» **WHAT THE EXERCISE ASKS**: Return a copy of every line in the records that includes the word "Time".

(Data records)

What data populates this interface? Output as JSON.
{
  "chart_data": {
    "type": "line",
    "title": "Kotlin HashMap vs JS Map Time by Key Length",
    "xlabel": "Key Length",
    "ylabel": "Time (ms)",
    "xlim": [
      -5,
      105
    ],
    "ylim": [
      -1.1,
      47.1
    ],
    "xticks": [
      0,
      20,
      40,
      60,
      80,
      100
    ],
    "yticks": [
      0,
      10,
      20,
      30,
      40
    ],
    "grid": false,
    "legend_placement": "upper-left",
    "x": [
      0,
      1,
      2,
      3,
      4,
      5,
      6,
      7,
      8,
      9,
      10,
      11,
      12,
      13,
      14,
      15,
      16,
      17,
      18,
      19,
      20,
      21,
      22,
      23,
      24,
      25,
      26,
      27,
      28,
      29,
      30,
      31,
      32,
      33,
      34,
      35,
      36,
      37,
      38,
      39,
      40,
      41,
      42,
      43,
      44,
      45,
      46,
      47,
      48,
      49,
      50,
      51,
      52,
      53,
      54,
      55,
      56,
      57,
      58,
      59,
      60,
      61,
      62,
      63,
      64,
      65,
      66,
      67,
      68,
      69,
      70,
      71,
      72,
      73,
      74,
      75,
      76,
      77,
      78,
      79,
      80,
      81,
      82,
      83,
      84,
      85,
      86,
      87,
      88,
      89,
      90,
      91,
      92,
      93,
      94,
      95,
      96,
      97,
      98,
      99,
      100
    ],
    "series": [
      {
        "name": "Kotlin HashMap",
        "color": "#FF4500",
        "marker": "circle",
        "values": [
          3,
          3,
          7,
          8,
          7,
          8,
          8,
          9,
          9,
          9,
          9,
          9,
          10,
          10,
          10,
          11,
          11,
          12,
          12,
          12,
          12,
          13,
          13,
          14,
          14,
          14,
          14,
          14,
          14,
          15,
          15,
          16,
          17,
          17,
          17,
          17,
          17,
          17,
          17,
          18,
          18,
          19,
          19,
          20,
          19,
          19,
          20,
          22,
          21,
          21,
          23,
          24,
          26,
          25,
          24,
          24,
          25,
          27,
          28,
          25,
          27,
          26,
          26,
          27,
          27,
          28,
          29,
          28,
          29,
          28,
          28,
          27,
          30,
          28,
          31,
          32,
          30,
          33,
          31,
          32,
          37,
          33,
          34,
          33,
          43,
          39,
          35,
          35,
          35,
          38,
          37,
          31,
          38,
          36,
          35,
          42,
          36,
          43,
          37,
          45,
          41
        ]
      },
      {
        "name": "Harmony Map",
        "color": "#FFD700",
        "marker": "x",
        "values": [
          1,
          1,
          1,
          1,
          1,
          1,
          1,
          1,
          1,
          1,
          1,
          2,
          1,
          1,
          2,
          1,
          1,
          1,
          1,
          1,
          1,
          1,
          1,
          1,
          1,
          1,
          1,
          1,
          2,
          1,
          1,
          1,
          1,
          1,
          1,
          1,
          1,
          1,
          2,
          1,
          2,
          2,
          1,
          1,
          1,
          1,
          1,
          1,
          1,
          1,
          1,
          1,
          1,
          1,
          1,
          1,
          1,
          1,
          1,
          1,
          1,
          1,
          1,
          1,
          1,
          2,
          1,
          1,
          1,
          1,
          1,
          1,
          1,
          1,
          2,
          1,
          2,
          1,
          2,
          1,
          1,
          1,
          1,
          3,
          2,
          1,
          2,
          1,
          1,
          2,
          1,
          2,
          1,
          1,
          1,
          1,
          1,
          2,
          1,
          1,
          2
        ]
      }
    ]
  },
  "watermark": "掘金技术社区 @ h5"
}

» **WRITTEN ANSWER**:
    "title": "Kotlin HashMap vs JS Map Time by Key Length",
    "ylabel": "Time (ms)",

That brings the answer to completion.